§ **WRITTEN PROBLEM**
Find the line containing "What's the underlying". Return it and every line after it, unchanged, up to and including the last line.

START PROVIDED RECORDS

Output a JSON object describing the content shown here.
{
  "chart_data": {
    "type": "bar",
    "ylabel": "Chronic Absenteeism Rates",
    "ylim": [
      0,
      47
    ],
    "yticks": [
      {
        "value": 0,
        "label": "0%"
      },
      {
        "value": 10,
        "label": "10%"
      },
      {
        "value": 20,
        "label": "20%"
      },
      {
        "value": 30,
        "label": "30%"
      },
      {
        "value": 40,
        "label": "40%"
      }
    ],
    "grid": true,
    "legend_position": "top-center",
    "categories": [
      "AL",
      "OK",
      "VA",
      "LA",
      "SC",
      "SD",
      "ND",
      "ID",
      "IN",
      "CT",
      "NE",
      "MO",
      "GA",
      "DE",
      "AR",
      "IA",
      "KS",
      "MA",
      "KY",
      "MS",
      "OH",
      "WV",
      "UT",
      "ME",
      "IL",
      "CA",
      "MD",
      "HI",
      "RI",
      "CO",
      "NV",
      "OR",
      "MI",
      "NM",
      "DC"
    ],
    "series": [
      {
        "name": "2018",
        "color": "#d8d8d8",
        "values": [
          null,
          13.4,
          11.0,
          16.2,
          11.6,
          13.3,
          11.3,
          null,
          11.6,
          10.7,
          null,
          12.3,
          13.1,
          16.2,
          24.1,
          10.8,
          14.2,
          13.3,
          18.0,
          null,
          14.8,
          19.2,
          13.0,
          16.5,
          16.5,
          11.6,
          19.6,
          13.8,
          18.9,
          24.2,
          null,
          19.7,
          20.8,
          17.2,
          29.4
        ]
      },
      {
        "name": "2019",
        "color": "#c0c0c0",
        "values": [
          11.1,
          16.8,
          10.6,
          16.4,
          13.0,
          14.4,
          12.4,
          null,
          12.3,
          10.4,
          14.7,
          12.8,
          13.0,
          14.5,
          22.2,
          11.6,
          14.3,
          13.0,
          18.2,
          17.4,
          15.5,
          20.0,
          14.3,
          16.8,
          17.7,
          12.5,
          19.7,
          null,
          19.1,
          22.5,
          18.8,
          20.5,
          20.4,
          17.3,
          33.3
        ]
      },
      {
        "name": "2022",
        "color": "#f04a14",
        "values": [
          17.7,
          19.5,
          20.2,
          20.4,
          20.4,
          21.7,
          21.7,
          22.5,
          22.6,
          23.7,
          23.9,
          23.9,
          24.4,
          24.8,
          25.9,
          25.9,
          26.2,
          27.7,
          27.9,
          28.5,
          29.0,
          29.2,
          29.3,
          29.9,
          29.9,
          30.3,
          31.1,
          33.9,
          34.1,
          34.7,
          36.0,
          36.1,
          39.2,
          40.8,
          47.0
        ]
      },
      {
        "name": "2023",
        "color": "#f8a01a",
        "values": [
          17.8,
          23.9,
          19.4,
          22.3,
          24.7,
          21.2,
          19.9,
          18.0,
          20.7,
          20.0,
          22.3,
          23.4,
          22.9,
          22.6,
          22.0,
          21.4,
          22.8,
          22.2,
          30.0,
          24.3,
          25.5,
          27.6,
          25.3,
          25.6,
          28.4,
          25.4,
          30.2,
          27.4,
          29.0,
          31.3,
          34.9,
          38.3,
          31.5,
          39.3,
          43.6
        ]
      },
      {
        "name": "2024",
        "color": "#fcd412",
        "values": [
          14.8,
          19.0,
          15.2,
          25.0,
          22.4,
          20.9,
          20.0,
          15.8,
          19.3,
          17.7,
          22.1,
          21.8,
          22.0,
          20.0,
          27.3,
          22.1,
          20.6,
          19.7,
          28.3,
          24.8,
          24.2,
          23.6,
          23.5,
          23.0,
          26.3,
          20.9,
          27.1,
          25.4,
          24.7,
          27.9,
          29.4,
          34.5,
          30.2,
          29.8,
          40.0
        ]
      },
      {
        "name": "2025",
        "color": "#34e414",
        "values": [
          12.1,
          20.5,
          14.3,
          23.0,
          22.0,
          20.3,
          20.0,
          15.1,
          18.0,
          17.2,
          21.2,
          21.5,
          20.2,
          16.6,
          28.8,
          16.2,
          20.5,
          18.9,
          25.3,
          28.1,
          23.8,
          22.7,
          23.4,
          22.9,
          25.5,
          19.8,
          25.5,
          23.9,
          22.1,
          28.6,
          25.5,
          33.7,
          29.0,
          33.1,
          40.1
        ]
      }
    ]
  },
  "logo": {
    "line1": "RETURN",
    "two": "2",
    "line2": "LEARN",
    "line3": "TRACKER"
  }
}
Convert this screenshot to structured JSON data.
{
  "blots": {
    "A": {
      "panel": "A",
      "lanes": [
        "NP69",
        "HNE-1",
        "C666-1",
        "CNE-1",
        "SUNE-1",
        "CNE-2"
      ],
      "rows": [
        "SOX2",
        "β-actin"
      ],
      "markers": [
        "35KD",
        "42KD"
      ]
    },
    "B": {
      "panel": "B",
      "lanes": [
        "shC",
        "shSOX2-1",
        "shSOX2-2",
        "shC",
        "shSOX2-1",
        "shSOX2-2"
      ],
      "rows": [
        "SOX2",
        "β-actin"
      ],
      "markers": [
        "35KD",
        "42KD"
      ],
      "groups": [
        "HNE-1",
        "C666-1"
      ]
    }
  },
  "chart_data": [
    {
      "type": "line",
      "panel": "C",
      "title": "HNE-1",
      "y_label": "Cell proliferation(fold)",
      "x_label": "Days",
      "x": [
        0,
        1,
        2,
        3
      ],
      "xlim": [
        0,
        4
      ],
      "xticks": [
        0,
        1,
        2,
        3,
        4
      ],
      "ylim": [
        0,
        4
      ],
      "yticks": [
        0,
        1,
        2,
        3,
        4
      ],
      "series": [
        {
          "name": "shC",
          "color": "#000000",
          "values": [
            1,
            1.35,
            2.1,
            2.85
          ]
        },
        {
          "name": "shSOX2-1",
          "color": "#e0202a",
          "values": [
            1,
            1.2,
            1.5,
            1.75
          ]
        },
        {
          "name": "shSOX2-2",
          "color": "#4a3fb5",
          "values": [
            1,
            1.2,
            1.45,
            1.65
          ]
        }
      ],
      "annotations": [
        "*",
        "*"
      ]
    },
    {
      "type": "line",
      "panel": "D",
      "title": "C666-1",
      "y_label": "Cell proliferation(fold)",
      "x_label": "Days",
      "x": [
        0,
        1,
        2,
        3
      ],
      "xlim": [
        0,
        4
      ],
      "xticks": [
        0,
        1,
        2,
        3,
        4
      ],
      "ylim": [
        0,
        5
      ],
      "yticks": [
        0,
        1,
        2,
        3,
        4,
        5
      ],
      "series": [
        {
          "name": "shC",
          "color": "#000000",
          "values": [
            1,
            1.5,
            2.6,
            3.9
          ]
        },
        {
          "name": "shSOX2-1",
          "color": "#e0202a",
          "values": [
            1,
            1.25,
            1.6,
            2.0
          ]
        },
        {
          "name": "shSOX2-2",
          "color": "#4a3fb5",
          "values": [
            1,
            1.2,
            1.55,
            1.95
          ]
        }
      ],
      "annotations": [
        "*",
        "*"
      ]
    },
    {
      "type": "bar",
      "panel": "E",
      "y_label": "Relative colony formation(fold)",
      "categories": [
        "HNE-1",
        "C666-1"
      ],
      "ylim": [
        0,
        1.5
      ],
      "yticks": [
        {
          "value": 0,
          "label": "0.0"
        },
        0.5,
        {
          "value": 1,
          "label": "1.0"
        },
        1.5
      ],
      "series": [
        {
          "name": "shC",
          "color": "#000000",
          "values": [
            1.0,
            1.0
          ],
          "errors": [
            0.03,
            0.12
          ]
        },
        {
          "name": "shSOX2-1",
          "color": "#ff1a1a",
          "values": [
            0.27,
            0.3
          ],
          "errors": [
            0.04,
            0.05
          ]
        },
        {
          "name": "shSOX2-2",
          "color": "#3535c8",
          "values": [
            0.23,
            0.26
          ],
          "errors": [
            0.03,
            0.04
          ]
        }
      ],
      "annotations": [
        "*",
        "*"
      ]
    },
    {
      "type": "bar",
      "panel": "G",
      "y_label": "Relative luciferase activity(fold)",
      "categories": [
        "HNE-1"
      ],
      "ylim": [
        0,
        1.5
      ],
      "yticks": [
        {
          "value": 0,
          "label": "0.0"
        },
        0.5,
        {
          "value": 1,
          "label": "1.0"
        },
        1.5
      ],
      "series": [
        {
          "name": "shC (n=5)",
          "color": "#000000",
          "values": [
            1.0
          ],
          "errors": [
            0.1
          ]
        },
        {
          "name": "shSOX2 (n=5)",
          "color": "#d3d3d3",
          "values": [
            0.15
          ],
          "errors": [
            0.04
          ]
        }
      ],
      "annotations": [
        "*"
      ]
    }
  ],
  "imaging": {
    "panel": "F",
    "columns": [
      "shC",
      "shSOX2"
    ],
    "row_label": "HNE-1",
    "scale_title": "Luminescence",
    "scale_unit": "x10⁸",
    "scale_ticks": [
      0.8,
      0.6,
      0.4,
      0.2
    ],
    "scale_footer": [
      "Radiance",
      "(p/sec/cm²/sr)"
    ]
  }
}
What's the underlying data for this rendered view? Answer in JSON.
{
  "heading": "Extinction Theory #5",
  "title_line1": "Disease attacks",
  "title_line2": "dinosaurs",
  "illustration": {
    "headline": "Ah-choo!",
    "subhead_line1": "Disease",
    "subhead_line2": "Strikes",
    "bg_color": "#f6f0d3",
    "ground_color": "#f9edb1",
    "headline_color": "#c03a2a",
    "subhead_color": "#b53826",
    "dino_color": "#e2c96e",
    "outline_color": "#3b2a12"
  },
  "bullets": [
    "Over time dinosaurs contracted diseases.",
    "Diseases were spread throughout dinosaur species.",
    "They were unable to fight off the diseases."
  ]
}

END PROVIDED RECORDS

§ **COMPLETE OUTPUT**
What's the underlying data for this rendered view? Answer in JSON.
{
  "heading": "Extinction Theory #5",
  "title_line1": "Disease attacks",
  "title_line2": "dinosaurs",
  "illustration": {
    "headline": "Ah-choo!",
    "subhead_line1": "Disease",
    "subhead_line2": "Strikes",
    "bg_color": "#f6f0d3",
    "ground_color": "#f9edb1",
    "headline_color": "#c03a2a",
    "subhead_color": "#b53826",
    "dino_color": "#e2c96e",
    "outline_color": "#3b2a12"
  },
  "bullets": [
    "Over time dinosaurs contracted diseases.",
    "Diseases were spread throughout dinosaur species.",
    "They were unable to fight off the diseases."
  ]
}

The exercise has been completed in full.